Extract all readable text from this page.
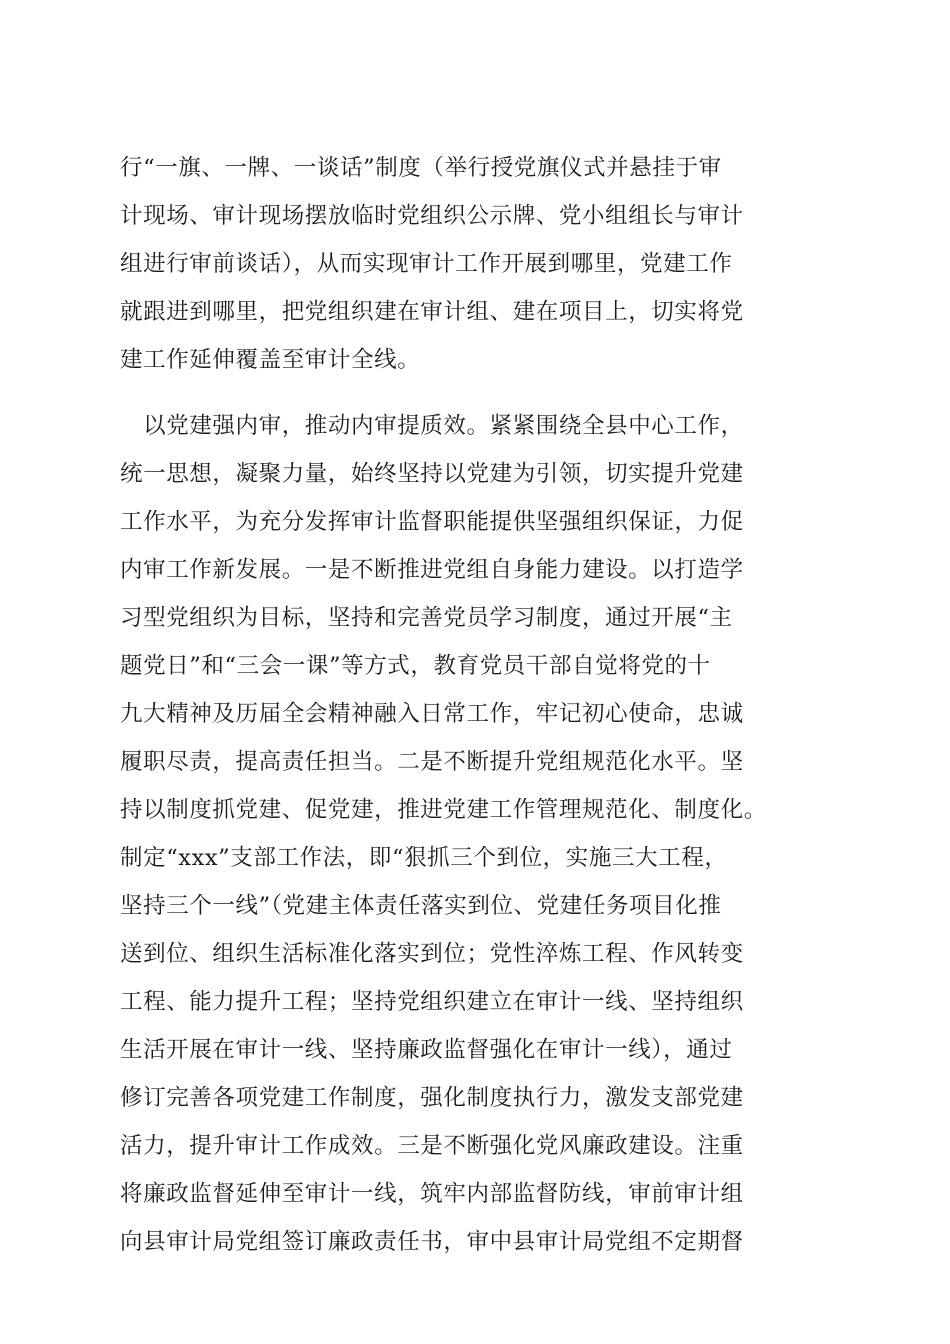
行“一旗、一牌、一谈话”制度（举行授党旗仪式并悬挂于审
计现场、审计现场摆放临时党组织公示牌、党小组组长与审计
组进行审前谈话），从而实现审计工作开展到哪里，党建工作
就跟进到哪里，把党组织建在审计组、建在项目上，切实将党
建工作延伸覆盖至审计全线。
　以党建强内审，推动内审提质效。紧紧围绕全县中心工作，
统一思想，凝聚力量，始终坚持以党建为引领，切实提升党建
工作水平，为充分发挥审计监督职能提供坚强组织保证，力促
内审工作新发展。一是不断推进党组自身能力建设。以打造学
习型党组织为目标，坚持和完善党员学习制度，通过开展“主
题党日”和“三会一课”等方式，教育党员干部自觉将党的十
九大精神及历届全会精神融入日常工作，牢记初心使命，忠诚
履职尽责，提高责任担当。二是不断提升党组规范化水平。坚
持以制度抓党建、促党建，推进党建工作管理规范化、制度化。
制定“xxx”支部工作法，即“狠抓三个到位，实施三大工程，
坚持三个一线”（党建主体责任落实到位、党建任务项目化推
送到位、组织生活标准化落实到位；党性淬炼工程、作风转变
工程、能力提升工程；坚持党组织建立在审计一线、坚持组织
生活开展在审计一线、坚持廉政监督强化在审计一线），通过
修订完善各项党建工作制度，强化制度执行力，激发支部党建
活力，提升审计工作成效。三是不断强化党风廉政建设。注重
将廉政监督延伸至审计一线，筑牢内部监督防线，审前审计组
向县审计局党组签订廉政责任书，审中县审计局党组不定期督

|---|

* What is required *
Set the listing down in full and exactly. Pictures within it should not appear in the copy.

* Task output *
Extract all readable text from this page.
行“一旗、一牌、一谈话”制度（举行授党旗仪式并悬挂于审
计现场、审计现场摆放临时党组织公示牌、党小组组长与审计
组进行审前谈话），从而实现审计工作开展到哪里，党建工作
就跟进到哪里，把党组织建在审计组、建在项目上，切实将党
建工作延伸覆盖至审计全线。
　以党建强内审，推动内审提质效。紧紧围绕全县中心工作，
统一思想，凝聚力量，始终坚持以党建为引领，切实提升党建
工作水平，为充分发挥审计监督职能提供坚强组织保证，力促
内审工作新发展。一是不断推进党组自身能力建设。以打造学
习型党组织为目标，坚持和完善党员学习制度，通过开展“主
题党日”和“三会一课”等方式，教育党员干部自觉将党的十
九大精神及历届全会精神融入日常工作，牢记初心使命，忠诚
履职尽责，提高责任担当。二是不断提升党组规范化水平。坚
持以制度抓党建、促党建，推进党建工作管理规范化、制度化。
制定“xxx”支部工作法，即“狠抓三个到位，实施三大工程，
坚持三个一线”（党建主体责任落实到位、党建任务项目化推
送到位、组织生活标准化落实到位；党性淬炼工程、作风转变
工程、能力提升工程；坚持党组织建立在审计一线、坚持组织
生活开展在审计一线、坚持廉政监督强化在审计一线），通过
修订完善各项党建工作制度，强化制度执行力，激发支部党建
活力，提升审计工作成效。三是不断强化党风廉政建设。注重
将廉政监督延伸至审计一线，筑牢内部监督防线，审前审计组
向县审计局党组签订廉政责任书，审中县审计局党组不定期督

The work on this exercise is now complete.